Task data -
— BEGIN —

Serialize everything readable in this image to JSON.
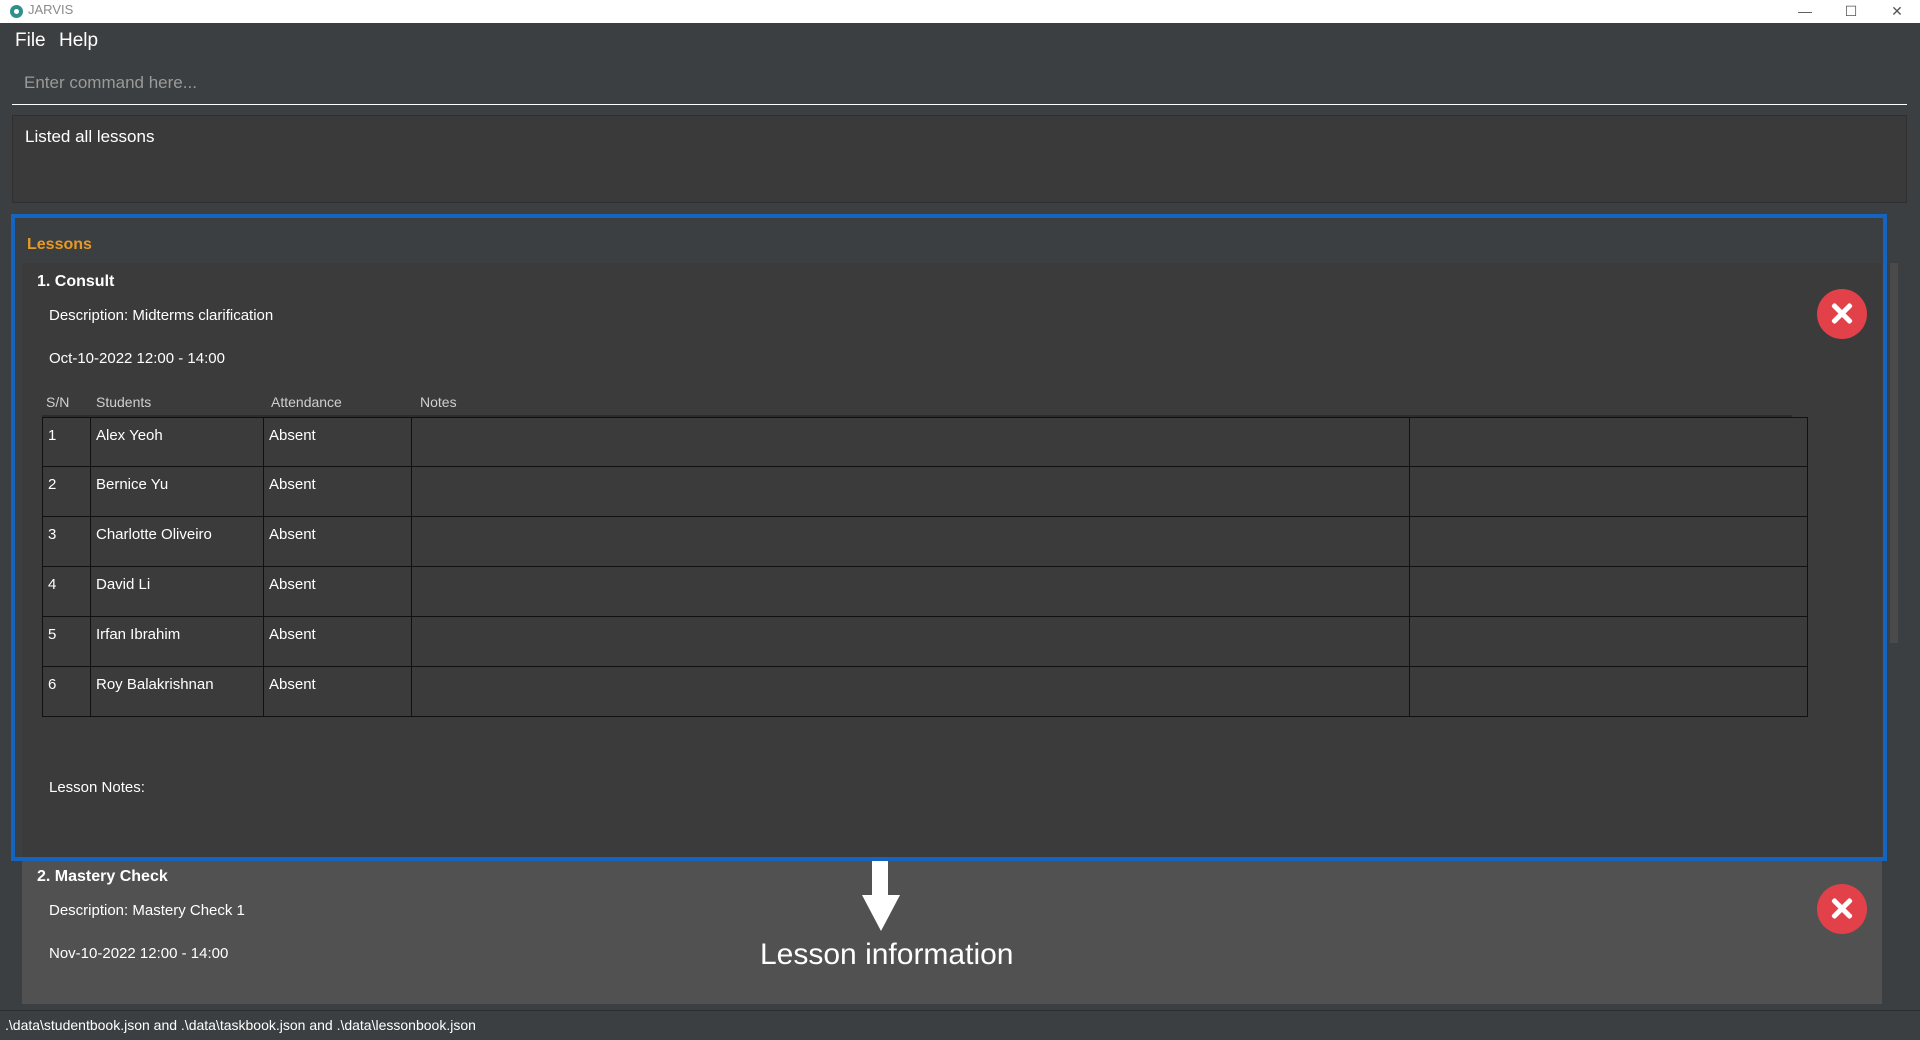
{
  "window": {
    "title": "JARVIS"
  },
  "menu": {
    "file": "File",
    "help": "Help"
  },
  "command": {
    "placeholder": "Enter command here...",
    "value": ""
  },
  "result": {
    "message": "Listed all lessons"
  },
  "lessons": {
    "header": "Lessons",
    "columns": {
      "sn": "S/N",
      "students": "Students",
      "attendance": "Attendance",
      "notes": "Notes"
    },
    "items": [
      {
        "title": "1.  Consult",
        "description": "Description: Midterms clarification",
        "datetime": "Oct-10-2022 12:00 - 14:00",
        "students": [
          {
            "sn": "1",
            "name": "Alex Yeoh",
            "attendance": "Absent"
          },
          {
            "sn": "2",
            "name": "Bernice Yu",
            "attendance": "Absent"
          },
          {
            "sn": "3",
            "name": "Charlotte Oliveiro",
            "attendance": "Absent"
          },
          {
            "sn": "4",
            "name": "David Li",
            "attendance": "Absent"
          },
          {
            "sn": "5",
            "name": "Irfan Ibrahim",
            "attendance": "Absent"
          },
          {
            "sn": "6",
            "name": "Roy Balakrishnan",
            "attendance": "Absent"
          }
        ],
        "lesson_notes": "Lesson Notes:"
      },
      {
        "title": "2.  Mastery Check",
        "description": "Description: Mastery Check 1",
        "datetime": "Nov-10-2022 12:00 - 14:00"
      }
    ]
  },
  "annotation": {
    "label": "Lesson information"
  },
  "status": {
    "text": ".\\data\\studentbook.json and .\\data\\taskbook.json and .\\data\\lessonbook.json"
  },
  "colors": {
    "accent": "#e69a25",
    "highlight": "#1565c0",
    "delete": "#e2414a"
  }
}
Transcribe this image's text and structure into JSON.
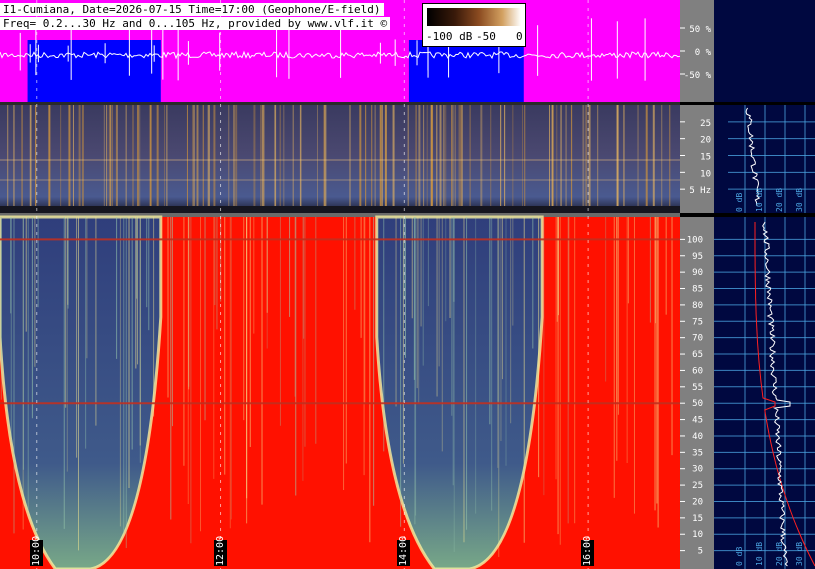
{
  "header": {
    "line1": "I1-Cumiana, Date=2026-07-15 Time=17:00 (Geophone/E-field)",
    "line2": "Freq= 0.2...30 Hz and 0...105 Hz, provided by www.vlf.it ©"
  },
  "colorbar": {
    "labels": [
      "-100 dB",
      "-50",
      "0"
    ]
  },
  "chart_data": [
    {
      "type": "line",
      "title": "",
      "panel": "waveform amplitude",
      "y_ticks": [
        "50 %",
        "0 %",
        "-50 %"
      ],
      "ylim": [
        -100,
        100
      ],
      "background_colors": {
        "quiet": "#ff00ff",
        "active": "#0000ff"
      },
      "active_intervals_hours": [
        [
          9.9,
          11.35
        ],
        [
          14.05,
          15.3
        ]
      ]
    },
    {
      "type": "heatmap",
      "panel": "low-frequency spectrogram",
      "y_ticks": [
        "25",
        "20",
        "15",
        "10",
        "5 Hz"
      ],
      "ylim": [
        0,
        30
      ],
      "unit": "Hz"
    },
    {
      "type": "heatmap",
      "panel": "main spectrogram",
      "y_ticks": [
        "100",
        "95",
        "90",
        "85",
        "80",
        "75",
        "70",
        "65",
        "60",
        "55",
        "50",
        "45",
        "40",
        "35",
        "30",
        "25",
        "20",
        "15",
        "10",
        "5"
      ],
      "ylim": [
        0,
        105
      ],
      "x_ticks": [
        "10:00",
        "12:00",
        "14:00",
        "16:00"
      ],
      "x_tick_hours": [
        10,
        12,
        14,
        16
      ],
      "xlim_hours": [
        9.6,
        17.0
      ],
      "line_frequencies_hz": [
        50,
        100
      ],
      "quiet_intervals_hours": [
        [
          9.6,
          11.35
        ],
        [
          13.7,
          15.5
        ]
      ]
    },
    {
      "type": "line",
      "panel": "spectrum profile upper",
      "x_ticks": [
        "0 dB",
        "10 dB",
        "20 dB",
        "30 dB"
      ],
      "ylim": [
        0,
        30
      ]
    },
    {
      "type": "line",
      "panel": "spectrum profile lower",
      "x_ticks": [
        "0 dB",
        "10 dB",
        "20 dB",
        "30 dB"
      ],
      "ylim": [
        0,
        105
      ],
      "peak_hz": 50
    }
  ],
  "colors": {
    "magenta": "#ff00ff",
    "blue": "#0000ff",
    "red": "#ff1100",
    "spec_dark": "#35467f",
    "grid": "#4aa3e0",
    "navy": "#000840",
    "scale_gray": "#808080"
  }
}
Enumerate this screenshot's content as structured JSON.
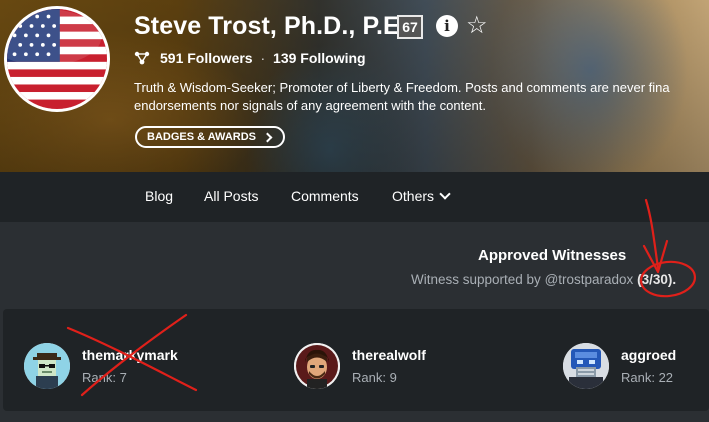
{
  "profile": {
    "name": "Steve Trost, Ph.D., P.E.",
    "reputation": "67",
    "followers_count": "591 Followers",
    "separator": "·",
    "following_count": "139 Following",
    "bio_line1": "Truth & Wisdom-Seeker; Promoter of Liberty & Freedom. Posts and comments are never fina",
    "bio_line2": "endorsements nor signals of any agreement with the content.",
    "badges_button": "BADGES & AWARDS",
    "icons": {
      "info": "info-icon",
      "favorite": "star-outline-icon",
      "followers": "followers-network-icon",
      "badges_chevron": "chevron-right-icon"
    }
  },
  "nav": {
    "items": [
      "Blog",
      "All Posts",
      "Comments",
      "Others"
    ],
    "others_icon": "chevron-down-icon"
  },
  "witnesses": {
    "title": "Approved Witnesses",
    "subtitle": "Witness supported by @trostparadox",
    "count": "(3/30).",
    "list": [
      {
        "name": "themarkymark",
        "rank": "Rank: 7"
      },
      {
        "name": "therealwolf",
        "rank": "Rank: 9"
      },
      {
        "name": "aggroed",
        "rank": "Rank: 22"
      }
    ]
  },
  "colors": {
    "page_bg": "#2b2f33",
    "panel_bg": "#1f2326",
    "muted_text": "#a9afb5",
    "annotation_red": "#e0201a"
  }
}
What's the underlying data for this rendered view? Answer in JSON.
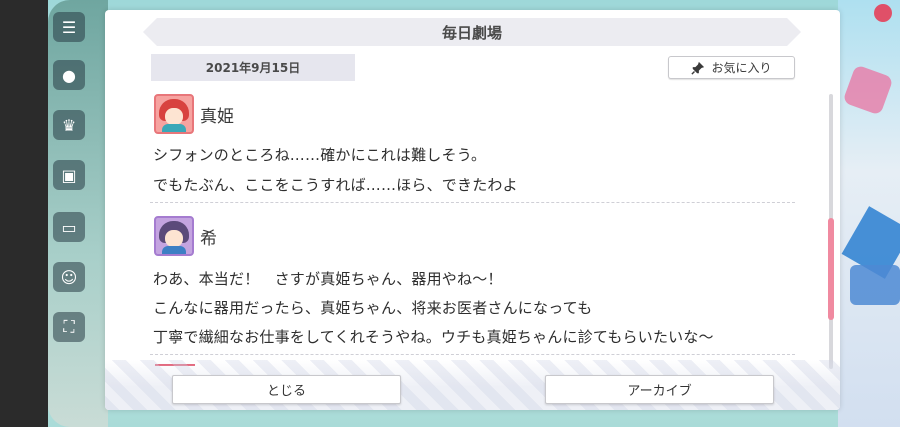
{
  "dialog": {
    "title": "毎日劇場",
    "date": "2021年9月15日",
    "favorite_label": "お気に入り"
  },
  "entries": [
    {
      "speaker": "真姫",
      "lines": [
        "シフォンのところね……確かにこれは難しそう。",
        "でもたぶん、ここをこうすれば……ほら、できたわよ"
      ]
    },
    {
      "speaker": "希",
      "lines": [
        "わあ、本当だ！　さすが真姫ちゃん、器用やね～！",
        "こんなに器用だったら、真姫ちゃん、将来お医者さんになっても",
        "丁寧で繊細なお仕事をしてくれそうやね。ウチも真姫ちゃんに診てもらいたいな～"
      ]
    }
  ],
  "buttons": {
    "close_label": "とじる",
    "archive_label": "アーカイブ"
  },
  "scroll_position": 0.6,
  "colors": {
    "accent_pink": "#f08aa0",
    "title_bg": "#ececf1"
  }
}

— END —

Exercise - Print every entry above again without changing a word, and omit the pictures.

Written response -
Serialize everything readable in this image to JSON.
{
  "window": {
    "title": "JARVIS"
  },
  "menu": {
    "file": "File",
    "help": "Help"
  },
  "command": {
    "placeholder": "Enter command here...",
    "value": ""
  },
  "result": {
    "message": "Listed all lessons"
  },
  "lessons": {
    "header": "Lessons",
    "columns": {
      "sn": "S/N",
      "students": "Students",
      "attendance": "Attendance",
      "notes": "Notes"
    },
    "items": [
      {
        "title": "1.  Consult",
        "description": "Description: Midterms clarification",
        "datetime": "Oct-10-2022 12:00 - 14:00",
        "students": [
          {
            "sn": "1",
            "name": "Alex Yeoh",
            "attendance": "Absent"
          },
          {
            "sn": "2",
            "name": "Bernice Yu",
            "attendance": "Absent"
          },
          {
            "sn": "3",
            "name": "Charlotte Oliveiro",
            "attendance": "Absent"
          },
          {
            "sn": "4",
            "name": "David Li",
            "attendance": "Absent"
          },
          {
            "sn": "5",
            "name": "Irfan Ibrahim",
            "attendance": "Absent"
          },
          {
            "sn": "6",
            "name": "Roy Balakrishnan",
            "attendance": "Absent"
          }
        ],
        "lesson_notes": "Lesson Notes:"
      },
      {
        "title": "2.  Mastery Check",
        "description": "Description: Mastery Check 1",
        "datetime": "Nov-10-2022 12:00 - 14:00"
      }
    ]
  },
  "annotation": {
    "label": "Lesson information"
  },
  "status": {
    "text": ".\\data\\studentbook.json and .\\data\\taskbook.json and .\\data\\lessonbook.json"
  },
  "colors": {
    "accent": "#e69a25",
    "highlight": "#1565c0",
    "delete": "#e2414a"
  }
}
Transcribe this image's text and structure into JSON.
{
  "header": {
    "line1": "I1-Cumiana, Date=2026-07-15 Time=17:00 (Geophone/E-field)",
    "line2": "Freq= 0.2...30 Hz and 0...105 Hz, provided by www.vlf.it ©"
  },
  "colorbar": {
    "labels": [
      "-100 dB",
      "-50",
      "0"
    ]
  },
  "chart_data": [
    {
      "type": "line",
      "title": "",
      "panel": "waveform amplitude",
      "y_ticks": [
        "50 %",
        "0 %",
        "-50 %"
      ],
      "ylim": [
        -100,
        100
      ],
      "background_colors": {
        "quiet": "#ff00ff",
        "active": "#0000ff"
      },
      "active_intervals_hours": [
        [
          9.9,
          11.35
        ],
        [
          14.05,
          15.3
        ]
      ]
    },
    {
      "type": "heatmap",
      "panel": "low-frequency spectrogram",
      "y_ticks": [
        "25",
        "20",
        "15",
        "10",
        "5 Hz"
      ],
      "ylim": [
        0,
        30
      ],
      "unit": "Hz"
    },
    {
      "type": "heatmap",
      "panel": "main spectrogram",
      "y_ticks": [
        "100",
        "95",
        "90",
        "85",
        "80",
        "75",
        "70",
        "65",
        "60",
        "55",
        "50",
        "45",
        "40",
        "35",
        "30",
        "25",
        "20",
        "15",
        "10",
        "5"
      ],
      "ylim": [
        0,
        105
      ],
      "x_ticks": [
        "10:00",
        "12:00",
        "14:00",
        "16:00"
      ],
      "x_tick_hours": [
        10,
        12,
        14,
        16
      ],
      "xlim_hours": [
        9.6,
        17.0
      ],
      "line_frequencies_hz": [
        50,
        100
      ],
      "quiet_intervals_hours": [
        [
          9.6,
          11.35
        ],
        [
          13.7,
          15.5
        ]
      ]
    },
    {
      "type": "line",
      "panel": "spectrum profile upper",
      "x_ticks": [
        "0 dB",
        "10 dB",
        "20 dB",
        "30 dB"
      ],
      "ylim": [
        0,
        30
      ]
    },
    {
      "type": "line",
      "panel": "spectrum profile lower",
      "x_ticks": [
        "0 dB",
        "10 dB",
        "20 dB",
        "30 dB"
      ],
      "ylim": [
        0,
        105
      ],
      "peak_hz": 50
    }
  ],
  "colors": {
    "magenta": "#ff00ff",
    "blue": "#0000ff",
    "red": "#ff1100",
    "spec_dark": "#35467f",
    "grid": "#4aa3e0",
    "navy": "#000840",
    "scale_gray": "#808080"
  }
}
Enumerate this screenshot's content as structured JSON.
{
  "profile": {
    "name": "Steve Trost, Ph.D., P.E.",
    "reputation": "67",
    "followers_count": "591 Followers",
    "separator": "·",
    "following_count": "139 Following",
    "bio_line1": "Truth & Wisdom-Seeker; Promoter of Liberty & Freedom. Posts and comments are never fina",
    "bio_line2": "endorsements nor signals of any agreement with the content.",
    "badges_button": "BADGES & AWARDS",
    "icons": {
      "info": "info-icon",
      "favorite": "star-outline-icon",
      "followers": "followers-network-icon",
      "badges_chevron": "chevron-right-icon"
    }
  },
  "nav": {
    "items": [
      "Blog",
      "All Posts",
      "Comments",
      "Others"
    ],
    "others_icon": "chevron-down-icon"
  },
  "witnesses": {
    "title": "Approved Witnesses",
    "subtitle": "Witness supported by @trostparadox",
    "count": "(3/30).",
    "list": [
      {
        "name": "themarkymark",
        "rank": "Rank: 7"
      },
      {
        "name": "therealwolf",
        "rank": "Rank: 9"
      },
      {
        "name": "aggroed",
        "rank": "Rank: 22"
      }
    ]
  },
  "colors": {
    "page_bg": "#2b2f33",
    "panel_bg": "#1f2326",
    "muted_text": "#a9afb5",
    "annotation_red": "#e0201a"
  }
}
What's the underlying data for this rendered view? Answer in JSON.
{
  "dialog": {
    "title": "毎日劇場",
    "date": "2021年9月15日",
    "favorite_label": "お気に入り"
  },
  "entries": [
    {
      "speaker": "真姫",
      "lines": [
        "シフォンのところね……確かにこれは難しそう。",
        "でもたぶん、ここをこうすれば……ほら、できたわよ"
      ]
    },
    {
      "speaker": "希",
      "lines": [
        "わあ、本当だ！　さすが真姫ちゃん、器用やね～！",
        "こんなに器用だったら、真姫ちゃん、将来お医者さんになっても",
        "丁寧で繊細なお仕事をしてくれそうやね。ウチも真姫ちゃんに診てもらいたいな～"
      ]
    }
  ],
  "buttons": {
    "close_label": "とじる",
    "archive_label": "アーカイブ"
  },
  "scroll_position": 0.6,
  "colors": {
    "accent_pink": "#f08aa0",
    "title_bg": "#ececf1"
  }
}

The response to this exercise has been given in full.